INPUT MATERIAL:

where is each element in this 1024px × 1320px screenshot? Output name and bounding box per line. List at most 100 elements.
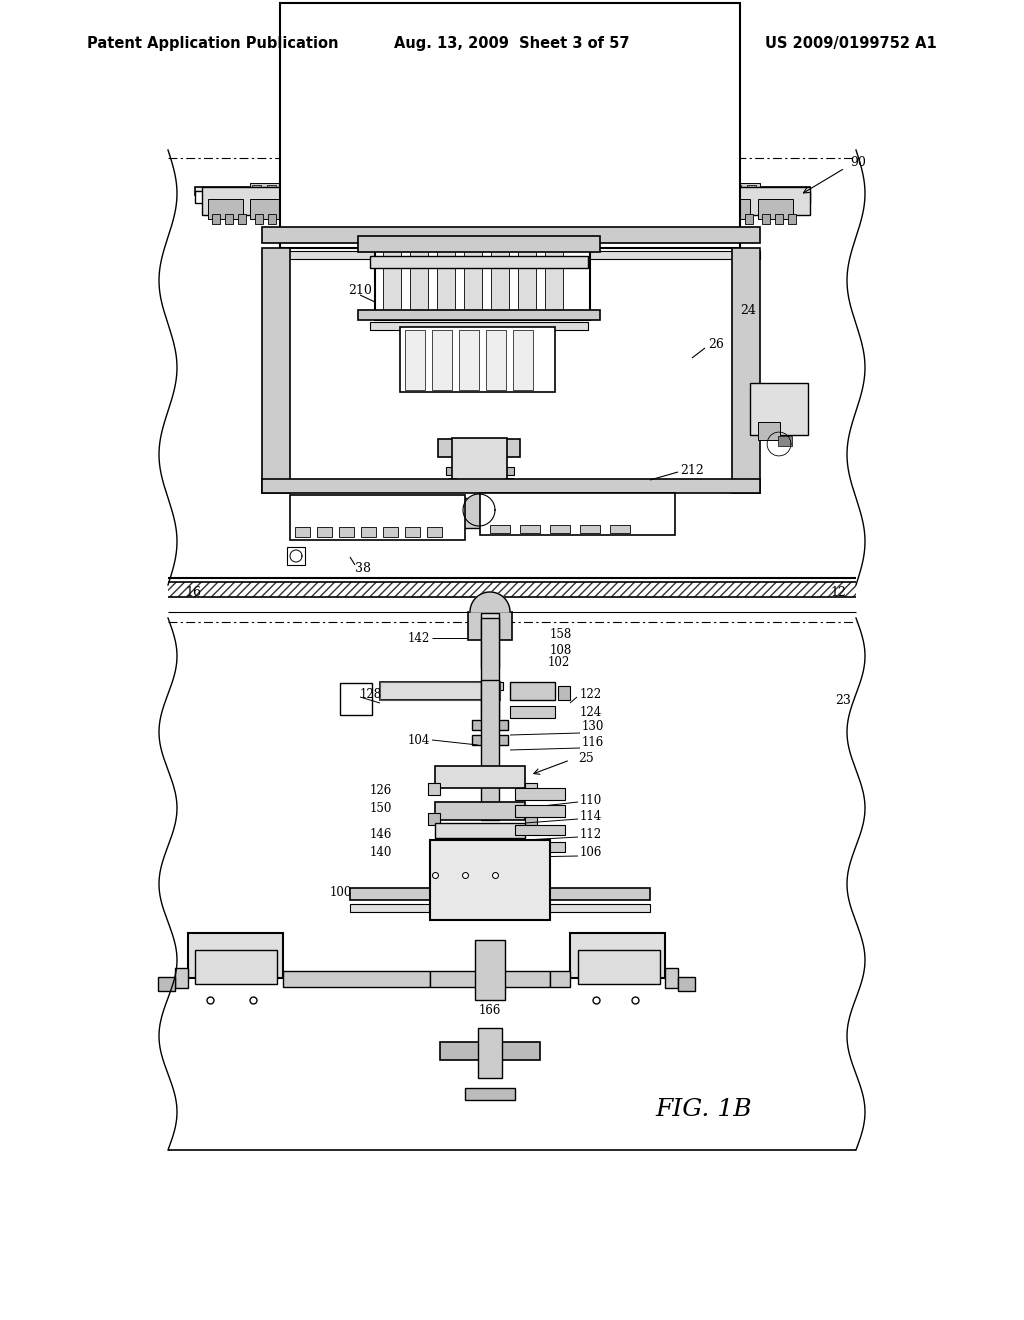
Text: 100: 100	[330, 887, 352, 899]
Bar	[339, 527, 354, 537]
Bar	[400, 327, 555, 392]
Bar	[158, 977, 175, 991]
Bar	[380, 682, 500, 700]
Bar	[465, 1088, 515, 1100]
Bar	[342, 185, 351, 190]
Bar	[459, 330, 479, 389]
Bar	[475, 616, 505, 628]
Bar	[578, 950, 660, 983]
Bar	[582, 185, 591, 190]
Bar	[370, 256, 588, 268]
Bar	[202, 187, 302, 215]
Bar	[283, 972, 430, 987]
Bar	[715, 199, 750, 219]
Bar	[188, 933, 283, 978]
Bar	[250, 199, 285, 219]
Bar	[452, 438, 507, 483]
Bar	[678, 977, 695, 991]
Bar	[464, 249, 482, 318]
Bar	[545, 249, 563, 318]
Bar	[505, 478, 513, 486]
Bar	[427, 527, 442, 537]
Bar	[672, 185, 681, 190]
Bar	[515, 842, 565, 851]
Bar	[580, 525, 600, 533]
Bar	[295, 527, 310, 537]
Text: 32: 32	[200, 950, 216, 964]
Bar	[778, 436, 792, 446]
Text: 112: 112	[580, 829, 602, 842]
Bar	[195, 187, 810, 195]
Text: US 2009/0199752 A1: US 2009/0199752 A1	[765, 36, 937, 50]
Bar	[387, 185, 396, 190]
Text: 150: 150	[370, 801, 392, 814]
Bar	[432, 185, 441, 190]
Bar	[775, 214, 783, 224]
Bar	[417, 185, 426, 190]
Bar	[746, 185, 756, 190]
Bar	[370, 322, 588, 330]
Bar	[750, 383, 808, 436]
Bar	[435, 803, 525, 820]
Text: 116: 116	[582, 735, 604, 748]
Bar	[238, 214, 246, 224]
Bar	[481, 612, 499, 668]
Bar	[430, 840, 550, 920]
Bar	[486, 330, 506, 389]
Bar	[430, 972, 550, 987]
Bar	[462, 185, 471, 190]
Bar	[168, 582, 856, 597]
Bar	[567, 185, 575, 190]
Bar	[195, 191, 810, 203]
Bar	[383, 527, 398, 537]
Text: 130: 130	[582, 721, 604, 734]
Bar	[312, 185, 321, 190]
Bar	[758, 199, 793, 219]
Bar	[290, 495, 465, 540]
Bar	[717, 185, 726, 190]
Bar	[550, 972, 570, 987]
Text: FIG. 1B: FIG. 1B	[655, 1098, 752, 1122]
Bar	[410, 249, 428, 318]
Text: 226: 226	[540, 483, 564, 496]
Text: 102: 102	[548, 656, 570, 669]
Bar	[430, 880, 550, 920]
Bar	[732, 185, 741, 190]
Text: 108: 108	[550, 644, 572, 656]
Bar	[478, 1028, 502, 1078]
Bar	[490, 249, 509, 318]
Bar	[358, 310, 600, 319]
Text: 12: 12	[830, 586, 846, 598]
Polygon shape	[463, 494, 495, 525]
Bar	[383, 249, 401, 318]
Text: 110: 110	[580, 793, 602, 807]
Text: 32: 32	[585, 950, 601, 964]
Bar	[212, 214, 220, 224]
Bar	[440, 1041, 540, 1060]
Bar	[262, 479, 760, 492]
Text: 23: 23	[835, 693, 851, 706]
Bar	[788, 214, 796, 224]
Bar	[515, 825, 565, 836]
Bar	[262, 227, 760, 243]
Bar	[350, 888, 650, 900]
Bar	[520, 525, 540, 533]
Polygon shape	[470, 591, 510, 612]
Text: 142: 142	[408, 631, 430, 644]
Bar	[430, 843, 530, 855]
Bar	[449, 478, 456, 486]
Bar	[280, 3, 740, 248]
Text: 104: 104	[408, 734, 430, 747]
Text: 25: 25	[578, 751, 594, 764]
Bar	[195, 950, 278, 983]
Bar	[518, 249, 536, 318]
Bar	[522, 185, 531, 190]
Bar	[481, 618, 499, 718]
Bar	[287, 546, 305, 565]
Bar	[430, 972, 550, 987]
Text: 209: 209	[305, 170, 329, 183]
Bar	[515, 805, 565, 817]
Bar	[406, 330, 425, 389]
Bar	[225, 214, 233, 224]
Bar	[446, 467, 514, 475]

GIVEN PROBLEM: Please write out these records again with "Polygon shape" replaced by "Polygon" and every other part unchanged. Leave the pictures out of your answer.

ANSWER TO THIS TASK:
where is each element in this 1024px × 1320px screenshot? Output name and bounding box per line. List at most 100 elements.
Text: 100: 100	[330, 887, 352, 899]
Bar	[339, 527, 354, 537]
Bar	[400, 327, 555, 392]
Bar	[158, 977, 175, 991]
Bar	[380, 682, 500, 700]
Bar	[465, 1088, 515, 1100]
Bar	[342, 185, 351, 190]
Bar	[459, 330, 479, 389]
Bar	[475, 616, 505, 628]
Bar	[578, 950, 660, 983]
Bar	[582, 185, 591, 190]
Bar	[370, 256, 588, 268]
Bar	[202, 187, 302, 215]
Bar	[283, 972, 430, 987]
Bar	[715, 199, 750, 219]
Bar	[188, 933, 283, 978]
Bar	[250, 199, 285, 219]
Bar	[452, 438, 507, 483]
Bar	[678, 977, 695, 991]
Bar	[464, 249, 482, 318]
Bar	[545, 249, 563, 318]
Bar	[505, 478, 513, 486]
Bar	[427, 527, 442, 537]
Bar	[672, 185, 681, 190]
Bar	[515, 842, 565, 851]
Bar	[580, 525, 600, 533]
Bar	[295, 527, 310, 537]
Text: 32: 32	[200, 950, 216, 964]
Bar	[778, 436, 792, 446]
Text: 112: 112	[580, 829, 602, 842]
Bar	[195, 187, 810, 195]
Text: US 2009/0199752 A1: US 2009/0199752 A1	[765, 36, 937, 50]
Bar	[387, 185, 396, 190]
Text: 150: 150	[370, 801, 392, 814]
Bar	[432, 185, 441, 190]
Bar	[775, 214, 783, 224]
Bar	[417, 185, 426, 190]
Bar	[746, 185, 756, 190]
Bar	[370, 322, 588, 330]
Bar	[750, 383, 808, 436]
Bar	[435, 803, 525, 820]
Text: 116: 116	[582, 735, 604, 748]
Bar	[238, 214, 246, 224]
Bar	[481, 612, 499, 668]
Bar	[430, 840, 550, 920]
Bar	[486, 330, 506, 389]
Bar	[430, 972, 550, 987]
Bar	[462, 185, 471, 190]
Bar	[168, 582, 856, 597]
Bar	[567, 185, 575, 190]
Bar	[195, 191, 810, 203]
Bar	[383, 527, 398, 537]
Text: 130: 130	[582, 721, 604, 734]
Bar	[312, 185, 321, 190]
Bar	[758, 199, 793, 219]
Bar	[290, 495, 465, 540]
Bar	[717, 185, 726, 190]
Bar	[550, 972, 570, 987]
Text: FIG. 1B: FIG. 1B	[655, 1098, 752, 1122]
Bar	[410, 249, 428, 318]
Text: 226: 226	[540, 483, 564, 496]
Text: 102: 102	[548, 656, 570, 669]
Bar	[430, 880, 550, 920]
Bar	[732, 185, 741, 190]
Text: 108: 108	[550, 644, 572, 656]
Bar	[478, 1028, 502, 1078]
Bar	[490, 249, 509, 318]
Bar	[358, 310, 600, 319]
Text: 12: 12	[830, 586, 846, 598]
Polygon	[463, 494, 495, 525]
Bar	[383, 249, 401, 318]
Text: 110: 110	[580, 793, 602, 807]
Text: 32: 32	[585, 950, 601, 964]
Bar	[212, 214, 220, 224]
Bar	[440, 1041, 540, 1060]
Bar	[262, 479, 760, 492]
Text: 23: 23	[835, 693, 851, 706]
Bar	[788, 214, 796, 224]
Bar	[515, 825, 565, 836]
Bar	[262, 227, 760, 243]
Bar	[350, 888, 650, 900]
Bar	[520, 525, 540, 533]
Polygon	[470, 591, 510, 612]
Text: 142: 142	[408, 631, 430, 644]
Bar	[430, 843, 530, 855]
Bar	[449, 478, 456, 486]
Bar	[280, 3, 740, 248]
Text: 104: 104	[408, 734, 430, 747]
Text: 25: 25	[578, 751, 594, 764]
Bar	[195, 950, 278, 983]
Bar	[518, 249, 536, 318]
Bar	[522, 185, 531, 190]
Bar	[481, 618, 499, 718]
Bar	[287, 546, 305, 565]
Bar	[430, 972, 550, 987]
Text: 209: 209	[305, 170, 329, 183]
Bar	[515, 805, 565, 817]
Bar	[406, 330, 425, 389]
Bar	[225, 214, 233, 224]
Bar	[446, 467, 514, 475]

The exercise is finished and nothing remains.